## Begin Information provided

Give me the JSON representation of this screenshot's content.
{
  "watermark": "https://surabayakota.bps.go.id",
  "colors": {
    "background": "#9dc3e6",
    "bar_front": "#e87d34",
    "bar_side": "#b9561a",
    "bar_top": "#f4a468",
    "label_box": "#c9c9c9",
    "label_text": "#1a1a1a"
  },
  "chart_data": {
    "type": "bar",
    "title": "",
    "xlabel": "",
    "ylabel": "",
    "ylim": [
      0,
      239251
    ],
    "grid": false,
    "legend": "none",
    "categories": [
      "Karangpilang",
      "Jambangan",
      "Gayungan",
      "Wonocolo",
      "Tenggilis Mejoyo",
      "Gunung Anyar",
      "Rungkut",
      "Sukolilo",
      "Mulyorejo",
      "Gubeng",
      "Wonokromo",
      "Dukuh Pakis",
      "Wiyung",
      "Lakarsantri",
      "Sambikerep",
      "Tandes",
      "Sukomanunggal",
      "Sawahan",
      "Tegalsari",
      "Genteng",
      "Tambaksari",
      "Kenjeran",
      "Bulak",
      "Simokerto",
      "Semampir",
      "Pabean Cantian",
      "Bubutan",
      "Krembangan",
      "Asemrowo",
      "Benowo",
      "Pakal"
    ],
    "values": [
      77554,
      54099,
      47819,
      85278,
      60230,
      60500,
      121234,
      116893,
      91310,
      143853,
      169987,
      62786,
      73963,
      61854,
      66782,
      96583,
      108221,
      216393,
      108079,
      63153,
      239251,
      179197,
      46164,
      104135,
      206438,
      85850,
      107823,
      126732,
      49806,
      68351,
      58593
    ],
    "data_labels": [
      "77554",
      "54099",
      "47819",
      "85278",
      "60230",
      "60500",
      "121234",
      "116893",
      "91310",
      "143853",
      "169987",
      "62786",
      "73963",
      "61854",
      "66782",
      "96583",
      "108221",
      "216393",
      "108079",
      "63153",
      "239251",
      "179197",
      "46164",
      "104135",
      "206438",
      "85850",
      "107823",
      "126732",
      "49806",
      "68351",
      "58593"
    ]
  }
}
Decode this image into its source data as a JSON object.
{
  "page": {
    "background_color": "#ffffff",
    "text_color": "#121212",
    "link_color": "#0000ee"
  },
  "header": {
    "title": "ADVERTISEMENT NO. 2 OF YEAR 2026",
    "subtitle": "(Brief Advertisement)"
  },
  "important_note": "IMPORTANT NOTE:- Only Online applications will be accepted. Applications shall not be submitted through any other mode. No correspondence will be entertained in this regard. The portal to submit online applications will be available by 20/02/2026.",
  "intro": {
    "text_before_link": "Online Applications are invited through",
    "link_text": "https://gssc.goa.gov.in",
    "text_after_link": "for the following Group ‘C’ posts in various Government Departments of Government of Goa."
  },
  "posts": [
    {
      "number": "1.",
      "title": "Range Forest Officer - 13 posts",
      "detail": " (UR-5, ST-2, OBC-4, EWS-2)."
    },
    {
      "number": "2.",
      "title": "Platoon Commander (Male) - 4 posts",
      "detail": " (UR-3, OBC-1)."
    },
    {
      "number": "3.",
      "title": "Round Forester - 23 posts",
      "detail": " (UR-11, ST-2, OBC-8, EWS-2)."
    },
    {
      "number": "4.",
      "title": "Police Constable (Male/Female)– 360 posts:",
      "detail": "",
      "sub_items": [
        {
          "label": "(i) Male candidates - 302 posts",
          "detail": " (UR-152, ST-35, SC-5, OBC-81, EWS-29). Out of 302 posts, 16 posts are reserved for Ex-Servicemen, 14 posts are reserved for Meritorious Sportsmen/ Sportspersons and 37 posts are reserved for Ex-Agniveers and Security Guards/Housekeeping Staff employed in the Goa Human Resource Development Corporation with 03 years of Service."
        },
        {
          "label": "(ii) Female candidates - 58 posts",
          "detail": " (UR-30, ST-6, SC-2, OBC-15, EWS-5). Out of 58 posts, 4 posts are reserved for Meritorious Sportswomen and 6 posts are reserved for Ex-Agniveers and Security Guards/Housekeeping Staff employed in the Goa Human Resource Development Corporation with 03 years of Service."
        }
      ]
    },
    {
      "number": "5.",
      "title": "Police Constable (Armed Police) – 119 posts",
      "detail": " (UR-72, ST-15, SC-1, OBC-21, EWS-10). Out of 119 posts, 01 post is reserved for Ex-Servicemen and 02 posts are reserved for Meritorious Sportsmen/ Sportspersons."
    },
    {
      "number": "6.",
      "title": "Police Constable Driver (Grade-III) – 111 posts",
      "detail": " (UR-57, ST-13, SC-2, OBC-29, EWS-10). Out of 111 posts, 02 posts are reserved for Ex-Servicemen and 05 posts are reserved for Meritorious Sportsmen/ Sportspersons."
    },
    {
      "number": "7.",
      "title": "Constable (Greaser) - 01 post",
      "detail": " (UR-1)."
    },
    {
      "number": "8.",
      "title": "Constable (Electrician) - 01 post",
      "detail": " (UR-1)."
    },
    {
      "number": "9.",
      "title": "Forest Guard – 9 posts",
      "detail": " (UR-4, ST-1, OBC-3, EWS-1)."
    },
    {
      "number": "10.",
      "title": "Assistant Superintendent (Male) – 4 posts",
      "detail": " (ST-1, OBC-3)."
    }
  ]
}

## End Information provided

• [Task statement]:
Write out the material exactly as given.

• [Response to the task]:
Give me the JSON representation of this screenshot's content.
{
  "watermark": "https://surabayakota.bps.go.id",
  "colors": {
    "background": "#9dc3e6",
    "bar_front": "#e87d34",
    "bar_side": "#b9561a",
    "bar_top": "#f4a468",
    "label_box": "#c9c9c9",
    "label_text": "#1a1a1a"
  },
  "chart_data": {
    "type": "bar",
    "title": "",
    "xlabel": "",
    "ylabel": "",
    "ylim": [
      0,
      239251
    ],
    "grid": false,
    "legend": "none",
    "categories": [
      "Karangpilang",
      "Jambangan",
      "Gayungan",
      "Wonocolo",
      "Tenggilis Mejoyo",
      "Gunung Anyar",
      "Rungkut",
      "Sukolilo",
      "Mulyorejo",
      "Gubeng",
      "Wonokromo",
      "Dukuh Pakis",
      "Wiyung",
      "Lakarsantri",
      "Sambikerep",
      "Tandes",
      "Sukomanunggal",
      "Sawahan",
      "Tegalsari",
      "Genteng",
      "Tambaksari",
      "Kenjeran",
      "Bulak",
      "Simokerto",
      "Semampir",
      "Pabean Cantian",
      "Bubutan",
      "Krembangan",
      "Asemrowo",
      "Benowo",
      "Pakal"
    ],
    "values": [
      77554,
      54099,
      47819,
      85278,
      60230,
      60500,
      121234,
      116893,
      91310,
      143853,
      169987,
      62786,
      73963,
      61854,
      66782,
      96583,
      108221,
      216393,
      108079,
      63153,
      239251,
      179197,
      46164,
      104135,
      206438,
      85850,
      107823,
      126732,
      49806,
      68351,
      58593
    ],
    "data_labels": [
      "77554",
      "54099",
      "47819",
      "85278",
      "60230",
      "60500",
      "121234",
      "116893",
      "91310",
      "143853",
      "169987",
      "62786",
      "73963",
      "61854",
      "66782",
      "96583",
      "108221",
      "216393",
      "108079",
      "63153",
      "239251",
      "179197",
      "46164",
      "104135",
      "206438",
      "85850",
      "107823",
      "126732",
      "49806",
      "68351",
      "58593"
    ]
  }
}
Decode this image into its source data as a JSON object.
{
  "page": {
    "background_color": "#ffffff",
    "text_color": "#121212",
    "link_color": "#0000ee"
  },
  "header": {
    "title": "ADVERTISEMENT NO. 2 OF YEAR 2026",
    "subtitle": "(Brief Advertisement)"
  },
  "important_note": "IMPORTANT NOTE:- Only Online applications will be accepted. Applications shall not be submitted through any other mode. No correspondence will be entertained in this regard. The portal to submit online applications will be available by 20/02/2026.",
  "intro": {
    "text_before_link": "Online Applications are invited through",
    "link_text": "https://gssc.goa.gov.in",
    "text_after_link": "for the following Group ‘C’ posts in various Government Departments of Government of Goa."
  },
  "posts": [
    {
      "number": "1.",
      "title": "Range Forest Officer - 13 posts",
      "detail": " (UR-5, ST-2, OBC-4, EWS-2)."
    },
    {
      "number": "2.",
      "title": "Platoon Commander (Male) - 4 posts",
      "detail": " (UR-3, OBC-1)."
    },
    {
      "number": "3.",
      "title": "Round Forester - 23 posts",
      "detail": " (UR-11, ST-2, OBC-8, EWS-2)."
    },
    {
      "number": "4.",
      "title": "Police Constable (Male/Female)– 360 posts:",
      "detail": "",
      "sub_items": [
        {
          "label": "(i) Male candidates - 302 posts",
          "detail": " (UR-152, ST-35, SC-5, OBC-81, EWS-29). Out of 302 posts, 16 posts are reserved for Ex-Servicemen, 14 posts are reserved for Meritorious Sportsmen/ Sportspersons and 37 posts are reserved for Ex-Agniveers and Security Guards/Housekeeping Staff employed in the Goa Human Resource Development Corporation with 03 years of Service."
        },
        {
          "label": "(ii) Female candidates - 58 posts",
          "detail": " (UR-30, ST-6, SC-2, OBC-15, EWS-5). Out of 58 posts, 4 posts are reserved for Meritorious Sportswomen and 6 posts are reserved for Ex-Agniveers and Security Guards/Housekeeping Staff employed in the Goa Human Resource Development Corporation with 03 years of Service."
        }
      ]
    },
    {
      "number": "5.",
      "title": "Police Constable (Armed Police) – 119 posts",
      "detail": " (UR-72, ST-15, SC-1, OBC-21, EWS-10). Out of 119 posts, 01 post is reserved for Ex-Servicemen and 02 posts are reserved for Meritorious Sportsmen/ Sportspersons."
    },
    {
      "number": "6.",
      "title": "Police Constable Driver (Grade-III) – 111 posts",
      "detail": " (UR-57, ST-13, SC-2, OBC-29, EWS-10). Out of 111 posts, 02 posts are reserved for Ex-Servicemen and 05 posts are reserved for Meritorious Sportsmen/ Sportspersons."
    },
    {
      "number": "7.",
      "title": "Constable (Greaser) - 01 post",
      "detail": " (UR-1)."
    },
    {
      "number": "8.",
      "title": "Constable (Electrician) - 01 post",
      "detail": " (UR-1)."
    },
    {
      "number": "9.",
      "title": "Forest Guard – 9 posts",
      "detail": " (UR-4, ST-1, OBC-3, EWS-1)."
    },
    {
      "number": "10.",
      "title": "Assistant Superintendent (Male) – 4 posts",
      "detail": " (ST-1, OBC-3)."
    }
  ]
}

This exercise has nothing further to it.